======== Material for this exercise ========

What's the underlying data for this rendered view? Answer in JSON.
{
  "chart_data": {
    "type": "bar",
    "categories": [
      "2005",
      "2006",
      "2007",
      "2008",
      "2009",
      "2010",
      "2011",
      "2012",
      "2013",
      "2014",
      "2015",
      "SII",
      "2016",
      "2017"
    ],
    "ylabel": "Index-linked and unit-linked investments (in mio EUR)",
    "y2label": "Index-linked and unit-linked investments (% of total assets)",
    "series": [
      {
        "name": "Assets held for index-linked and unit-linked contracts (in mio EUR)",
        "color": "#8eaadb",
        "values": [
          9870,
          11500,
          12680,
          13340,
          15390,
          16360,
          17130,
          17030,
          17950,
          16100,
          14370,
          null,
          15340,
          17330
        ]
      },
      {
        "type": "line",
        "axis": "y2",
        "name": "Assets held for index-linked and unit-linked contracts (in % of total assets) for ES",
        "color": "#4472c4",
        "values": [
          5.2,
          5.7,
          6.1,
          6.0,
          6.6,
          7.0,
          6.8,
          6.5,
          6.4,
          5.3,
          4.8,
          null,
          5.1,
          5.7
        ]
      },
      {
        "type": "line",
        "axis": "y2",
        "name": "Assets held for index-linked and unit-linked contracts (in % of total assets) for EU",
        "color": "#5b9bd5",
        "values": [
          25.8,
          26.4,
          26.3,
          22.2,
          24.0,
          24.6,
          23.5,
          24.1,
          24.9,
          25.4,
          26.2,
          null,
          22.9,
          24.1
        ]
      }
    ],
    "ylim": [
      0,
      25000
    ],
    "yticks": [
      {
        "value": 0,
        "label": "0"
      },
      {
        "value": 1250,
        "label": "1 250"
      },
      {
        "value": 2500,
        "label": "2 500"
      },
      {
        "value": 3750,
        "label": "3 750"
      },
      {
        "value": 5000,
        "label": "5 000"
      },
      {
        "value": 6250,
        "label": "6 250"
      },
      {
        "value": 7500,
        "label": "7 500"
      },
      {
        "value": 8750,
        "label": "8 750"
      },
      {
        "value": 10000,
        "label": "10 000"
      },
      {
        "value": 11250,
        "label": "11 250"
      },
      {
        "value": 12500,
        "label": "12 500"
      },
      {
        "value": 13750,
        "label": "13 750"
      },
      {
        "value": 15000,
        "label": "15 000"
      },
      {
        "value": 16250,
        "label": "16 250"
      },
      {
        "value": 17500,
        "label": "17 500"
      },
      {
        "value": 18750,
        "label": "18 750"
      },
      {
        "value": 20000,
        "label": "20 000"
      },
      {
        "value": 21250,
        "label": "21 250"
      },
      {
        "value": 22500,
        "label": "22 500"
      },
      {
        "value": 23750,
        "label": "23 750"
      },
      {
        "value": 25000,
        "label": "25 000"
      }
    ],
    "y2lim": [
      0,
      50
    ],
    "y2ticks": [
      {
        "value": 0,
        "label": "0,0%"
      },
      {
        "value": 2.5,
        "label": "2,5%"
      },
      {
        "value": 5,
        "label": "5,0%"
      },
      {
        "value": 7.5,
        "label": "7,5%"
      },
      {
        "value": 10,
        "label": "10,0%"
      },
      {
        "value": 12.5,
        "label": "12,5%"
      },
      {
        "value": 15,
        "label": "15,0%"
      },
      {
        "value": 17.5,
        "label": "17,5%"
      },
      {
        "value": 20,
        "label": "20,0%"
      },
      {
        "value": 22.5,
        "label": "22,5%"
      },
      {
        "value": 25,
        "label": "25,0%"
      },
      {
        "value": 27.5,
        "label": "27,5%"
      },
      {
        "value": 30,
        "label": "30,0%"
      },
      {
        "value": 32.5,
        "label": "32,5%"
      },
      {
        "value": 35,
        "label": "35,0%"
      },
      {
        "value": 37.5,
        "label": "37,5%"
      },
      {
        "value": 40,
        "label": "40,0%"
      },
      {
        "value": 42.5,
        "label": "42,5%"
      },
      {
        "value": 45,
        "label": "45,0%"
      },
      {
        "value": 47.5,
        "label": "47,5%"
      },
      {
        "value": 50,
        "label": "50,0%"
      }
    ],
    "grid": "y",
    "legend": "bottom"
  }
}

========

◆ Instruction: Return all of the entries exactly as written.

◆ Full output:
What's the underlying data for this rendered view? Answer in JSON.
{
  "chart_data": {
    "type": "bar",
    "categories": [
      "2005",
      "2006",
      "2007",
      "2008",
      "2009",
      "2010",
      "2011",
      "2012",
      "2013",
      "2014",
      "2015",
      "SII",
      "2016",
      "2017"
    ],
    "ylabel": "Index-linked and unit-linked investments (in mio EUR)",
    "y2label": "Index-linked and unit-linked investments (% of total assets)",
    "series": [
      {
        "name": "Assets held for index-linked and unit-linked contracts (in mio EUR)",
        "color": "#8eaadb",
        "values": [
          9870,
          11500,
          12680,
          13340,
          15390,
          16360,
          17130,
          17030,
          17950,
          16100,
          14370,
          null,
          15340,
          17330
        ]
      },
      {
        "type": "line",
        "axis": "y2",
        "name": "Assets held for index-linked and unit-linked contracts (in % of total assets) for ES",
        "color": "#4472c4",
        "values": [
          5.2,
          5.7,
          6.1,
          6.0,
          6.6,
          7.0,
          6.8,
          6.5,
          6.4,
          5.3,
          4.8,
          null,
          5.1,
          5.7
        ]
      },
      {
        "type": "line",
        "axis": "y2",
        "name": "Assets held for index-linked and unit-linked contracts (in % of total assets) for EU",
        "color": "#5b9bd5",
        "values": [
          25.8,
          26.4,
          26.3,
          22.2,
          24.0,
          24.6,
          23.5,
          24.1,
          24.9,
          25.4,
          26.2,
          null,
          22.9,
          24.1
        ]
      }
    ],
    "ylim": [
      0,
      25000
    ],
    "yticks": [
      {
        "value": 0,
        "label": "0"
      },
      {
        "value": 1250,
        "label": "1 250"
      },
      {
        "value": 2500,
        "label": "2 500"
      },
      {
        "value": 3750,
        "label": "3 750"
      },
      {
        "value": 5000,
        "label": "5 000"
      },
      {
        "value": 6250,
        "label": "6 250"
      },
      {
        "value": 7500,
        "label": "7 500"
      },
      {
        "value": 8750,
        "label": "8 750"
      },
      {
        "value": 10000,
        "label": "10 000"
      },
      {
        "value": 11250,
        "label": "11 250"
      },
      {
        "value": 12500,
        "label": "12 500"
      },
      {
        "value": 13750,
        "label": "13 750"
      },
      {
        "value": 15000,
        "label": "15 000"
      },
      {
        "value": 16250,
        "label": "16 250"
      },
      {
        "value": 17500,
        "label": "17 500"
      },
      {
        "value": 18750,
        "label": "18 750"
      },
      {
        "value": 20000,
        "label": "20 000"
      },
      {
        "value": 21250,
        "label": "21 250"
      },
      {
        "value": 22500,
        "label": "22 500"
      },
      {
        "value": 23750,
        "label": "23 750"
      },
      {
        "value": 25000,
        "label": "25 000"
      }
    ],
    "y2lim": [
      0,
      50
    ],
    "y2ticks": [
      {
        "value": 0,
        "label": "0,0%"
      },
      {
        "value": 2.5,
        "label": "2,5%"
      },
      {
        "value": 5,
        "label": "5,0%"
      },
      {
        "value": 7.5,
        "label": "7,5%"
      },
      {
        "value": 10,
        "label": "10,0%"
      },
      {
        "value": 12.5,
        "label": "12,5%"
      },
      {
        "value": 15,
        "label": "15,0%"
      },
      {
        "value": 17.5,
        "label": "17,5%"
      },
      {
        "value": 20,
        "label": "20,0%"
      },
      {
        "value": 22.5,
        "label": "22,5%"
      },
      {
        "value": 25,
        "label": "25,0%"
      },
      {
        "value": 27.5,
        "label": "27,5%"
      },
      {
        "value": 30,
        "label": "30,0%"
      },
      {
        "value": 32.5,
        "label": "32,5%"
      },
      {
        "value": 35,
        "label": "35,0%"
      },
      {
        "value": 37.5,
        "label": "37,5%"
      },
      {
        "value": 40,
        "label": "40,0%"
      },
      {
        "value": 42.5,
        "label": "42,5%"
      },
      {
        "value": 45,
        "label": "45,0%"
      },
      {
        "value": 47.5,
        "label": "47,5%"
      },
      {
        "value": 50,
        "label": "50,0%"
      }
    ],
    "grid": "y",
    "legend": "bottom"
  }
}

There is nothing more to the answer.